§ What you are asked to do: Find "Give me the" in the material, then return exactly the line containing it and all lines after it to the end, leaving out pictures.

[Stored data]

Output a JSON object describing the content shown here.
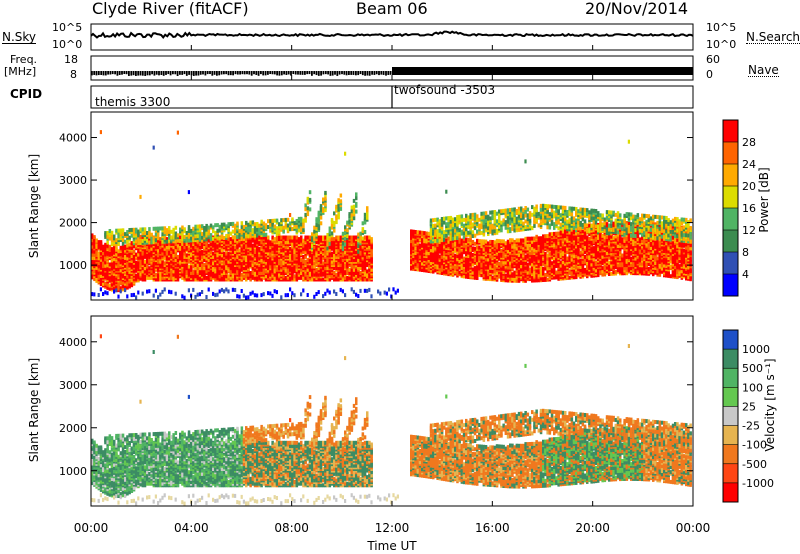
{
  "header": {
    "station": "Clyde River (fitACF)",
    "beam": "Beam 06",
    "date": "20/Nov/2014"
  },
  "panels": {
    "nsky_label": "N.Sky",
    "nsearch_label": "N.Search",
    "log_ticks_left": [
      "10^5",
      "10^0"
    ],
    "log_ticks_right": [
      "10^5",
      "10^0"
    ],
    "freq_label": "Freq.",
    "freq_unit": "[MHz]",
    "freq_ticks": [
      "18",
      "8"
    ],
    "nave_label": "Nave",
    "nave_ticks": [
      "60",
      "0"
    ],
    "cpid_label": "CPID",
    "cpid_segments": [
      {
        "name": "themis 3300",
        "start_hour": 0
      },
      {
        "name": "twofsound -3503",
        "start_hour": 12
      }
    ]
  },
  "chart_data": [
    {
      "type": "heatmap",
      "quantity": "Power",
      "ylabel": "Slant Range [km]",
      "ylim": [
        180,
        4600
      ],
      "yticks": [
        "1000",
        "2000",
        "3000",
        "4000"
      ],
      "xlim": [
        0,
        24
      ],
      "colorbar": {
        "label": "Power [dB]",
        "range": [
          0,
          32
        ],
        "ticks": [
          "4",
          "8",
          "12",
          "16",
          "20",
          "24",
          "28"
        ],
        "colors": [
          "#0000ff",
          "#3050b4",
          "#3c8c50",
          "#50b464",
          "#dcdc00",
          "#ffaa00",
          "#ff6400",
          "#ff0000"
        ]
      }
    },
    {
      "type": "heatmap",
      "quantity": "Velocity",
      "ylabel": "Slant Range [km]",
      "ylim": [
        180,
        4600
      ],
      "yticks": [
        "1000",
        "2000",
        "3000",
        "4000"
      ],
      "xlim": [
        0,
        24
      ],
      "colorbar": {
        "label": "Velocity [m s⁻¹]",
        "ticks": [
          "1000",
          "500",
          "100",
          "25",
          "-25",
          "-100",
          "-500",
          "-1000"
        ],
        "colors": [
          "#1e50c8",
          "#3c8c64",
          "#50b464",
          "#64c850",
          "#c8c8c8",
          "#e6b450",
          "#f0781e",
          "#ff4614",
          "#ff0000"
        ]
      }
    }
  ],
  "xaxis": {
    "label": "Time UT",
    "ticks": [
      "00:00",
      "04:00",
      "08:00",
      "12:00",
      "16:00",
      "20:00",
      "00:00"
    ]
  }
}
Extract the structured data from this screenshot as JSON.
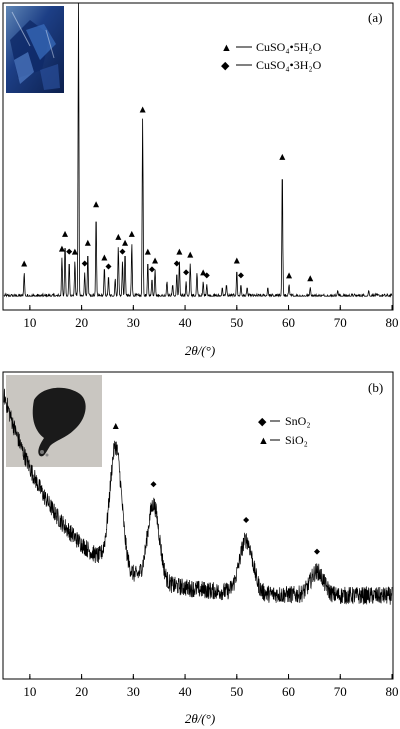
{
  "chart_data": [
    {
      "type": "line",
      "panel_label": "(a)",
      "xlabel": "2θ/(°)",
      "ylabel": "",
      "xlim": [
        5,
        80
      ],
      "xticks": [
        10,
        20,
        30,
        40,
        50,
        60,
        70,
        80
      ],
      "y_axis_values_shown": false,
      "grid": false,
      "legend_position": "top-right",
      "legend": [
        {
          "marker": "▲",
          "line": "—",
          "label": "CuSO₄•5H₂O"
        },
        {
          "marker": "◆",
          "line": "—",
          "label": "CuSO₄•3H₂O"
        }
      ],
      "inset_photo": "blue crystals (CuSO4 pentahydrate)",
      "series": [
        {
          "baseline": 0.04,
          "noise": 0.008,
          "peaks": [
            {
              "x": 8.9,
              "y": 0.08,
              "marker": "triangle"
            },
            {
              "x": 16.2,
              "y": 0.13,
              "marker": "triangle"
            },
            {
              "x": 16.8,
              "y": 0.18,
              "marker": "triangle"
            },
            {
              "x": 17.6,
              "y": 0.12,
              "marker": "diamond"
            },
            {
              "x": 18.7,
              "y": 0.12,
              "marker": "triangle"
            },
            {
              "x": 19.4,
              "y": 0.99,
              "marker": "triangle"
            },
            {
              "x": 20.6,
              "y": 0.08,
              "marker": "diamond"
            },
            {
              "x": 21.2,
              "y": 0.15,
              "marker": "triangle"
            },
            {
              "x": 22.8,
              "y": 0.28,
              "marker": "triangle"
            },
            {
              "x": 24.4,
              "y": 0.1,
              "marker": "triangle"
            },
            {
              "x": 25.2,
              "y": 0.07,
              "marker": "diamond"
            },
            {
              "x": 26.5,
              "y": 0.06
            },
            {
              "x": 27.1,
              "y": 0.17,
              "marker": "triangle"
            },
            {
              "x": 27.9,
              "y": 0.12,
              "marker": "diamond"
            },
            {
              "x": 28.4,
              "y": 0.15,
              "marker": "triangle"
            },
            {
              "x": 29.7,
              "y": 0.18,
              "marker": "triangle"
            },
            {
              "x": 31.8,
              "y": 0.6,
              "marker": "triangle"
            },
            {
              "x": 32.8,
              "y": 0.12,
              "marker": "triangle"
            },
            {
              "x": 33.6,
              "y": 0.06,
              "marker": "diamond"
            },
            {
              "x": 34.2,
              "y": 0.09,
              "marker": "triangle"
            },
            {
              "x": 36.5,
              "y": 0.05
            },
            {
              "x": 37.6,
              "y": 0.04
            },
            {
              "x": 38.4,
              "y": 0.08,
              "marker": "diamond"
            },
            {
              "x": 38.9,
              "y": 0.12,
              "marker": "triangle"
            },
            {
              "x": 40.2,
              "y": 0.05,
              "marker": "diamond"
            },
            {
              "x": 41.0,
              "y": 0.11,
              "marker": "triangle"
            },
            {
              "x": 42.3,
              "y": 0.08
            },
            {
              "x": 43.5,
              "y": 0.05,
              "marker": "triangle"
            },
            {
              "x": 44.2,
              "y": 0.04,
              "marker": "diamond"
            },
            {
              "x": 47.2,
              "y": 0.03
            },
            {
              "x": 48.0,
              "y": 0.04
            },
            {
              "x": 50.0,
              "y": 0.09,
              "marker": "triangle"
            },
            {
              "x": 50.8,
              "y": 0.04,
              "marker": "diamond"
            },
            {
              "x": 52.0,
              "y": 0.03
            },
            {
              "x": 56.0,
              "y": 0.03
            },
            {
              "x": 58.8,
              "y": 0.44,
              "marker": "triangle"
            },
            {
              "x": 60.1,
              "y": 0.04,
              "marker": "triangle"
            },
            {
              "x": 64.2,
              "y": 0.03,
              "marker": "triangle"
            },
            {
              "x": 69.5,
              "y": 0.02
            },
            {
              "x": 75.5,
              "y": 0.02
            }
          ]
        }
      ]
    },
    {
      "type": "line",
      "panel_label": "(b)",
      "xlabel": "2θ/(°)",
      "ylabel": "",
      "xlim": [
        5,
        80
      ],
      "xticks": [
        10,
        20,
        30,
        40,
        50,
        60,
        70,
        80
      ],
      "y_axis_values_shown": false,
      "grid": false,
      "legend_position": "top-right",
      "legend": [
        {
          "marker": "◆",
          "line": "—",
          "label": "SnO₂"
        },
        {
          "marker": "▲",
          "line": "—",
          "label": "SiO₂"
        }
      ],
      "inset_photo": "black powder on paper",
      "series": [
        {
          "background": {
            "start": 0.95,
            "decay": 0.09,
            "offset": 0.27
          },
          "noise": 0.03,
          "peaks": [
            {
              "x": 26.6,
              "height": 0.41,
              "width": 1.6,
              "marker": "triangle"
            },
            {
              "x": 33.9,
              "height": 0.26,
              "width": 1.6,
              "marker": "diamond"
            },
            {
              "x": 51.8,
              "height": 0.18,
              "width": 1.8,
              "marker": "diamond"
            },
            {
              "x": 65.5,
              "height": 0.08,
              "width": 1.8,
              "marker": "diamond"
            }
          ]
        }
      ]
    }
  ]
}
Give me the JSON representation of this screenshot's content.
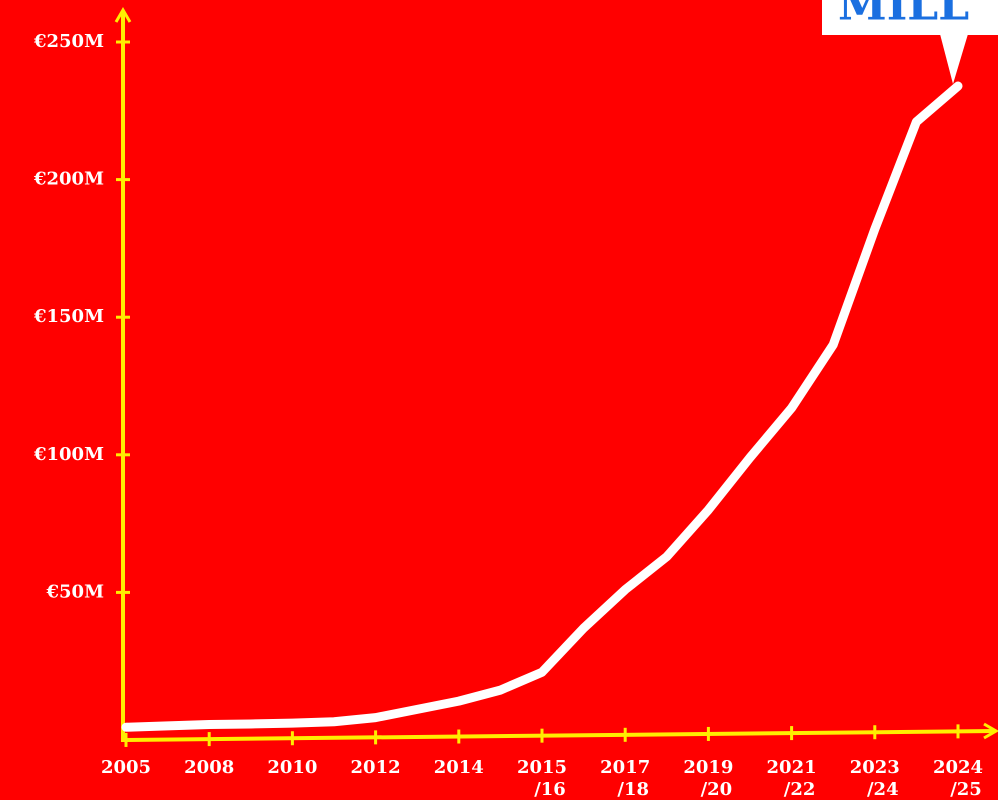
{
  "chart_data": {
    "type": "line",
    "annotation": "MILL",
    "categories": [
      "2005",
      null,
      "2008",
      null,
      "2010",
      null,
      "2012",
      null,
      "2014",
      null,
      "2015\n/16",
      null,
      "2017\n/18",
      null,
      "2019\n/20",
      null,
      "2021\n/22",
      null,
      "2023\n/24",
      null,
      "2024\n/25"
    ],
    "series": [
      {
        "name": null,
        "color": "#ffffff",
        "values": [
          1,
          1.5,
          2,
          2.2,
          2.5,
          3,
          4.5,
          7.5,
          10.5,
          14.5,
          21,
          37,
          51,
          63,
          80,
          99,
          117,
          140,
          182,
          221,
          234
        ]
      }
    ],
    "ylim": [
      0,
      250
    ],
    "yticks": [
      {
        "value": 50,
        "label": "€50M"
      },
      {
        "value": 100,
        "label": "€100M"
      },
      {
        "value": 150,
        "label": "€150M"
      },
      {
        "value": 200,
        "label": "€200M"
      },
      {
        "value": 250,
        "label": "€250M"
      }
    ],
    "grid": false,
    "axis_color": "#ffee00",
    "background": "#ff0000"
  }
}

§ Finished answer:
Give me the JSON representation of this screenshot's content.
{
  "chart_data": {
    "type": "line",
    "annotation": "MILL",
    "categories": [
      "2005",
      null,
      "2008",
      null,
      "2010",
      null,
      "2012",
      null,
      "2014",
      null,
      "2015\n/16",
      null,
      "2017\n/18",
      null,
      "2019\n/20",
      null,
      "2021\n/22",
      null,
      "2023\n/24",
      null,
      "2024\n/25"
    ],
    "series": [
      {
        "name": null,
        "color": "#ffffff",
        "values": [
          1,
          1.5,
          2,
          2.2,
          2.5,
          3,
          4.5,
          7.5,
          10.5,
          14.5,
          21,
          37,
          51,
          63,
          80,
          99,
          117,
          140,
          182,
          221,
          234
        ]
      }
    ],
    "ylim": [
      0,
      250
    ],
    "yticks": [
      {
        "value": 50,
        "label": "€50M"
      },
      {
        "value": 100,
        "label": "€100M"
      },
      {
        "value": 150,
        "label": "€150M"
      },
      {
        "value": 200,
        "label": "€200M"
      },
      {
        "value": 250,
        "label": "€250M"
      }
    ],
    "grid": false,
    "axis_color": "#ffee00",
    "background": "#ff0000"
  }
}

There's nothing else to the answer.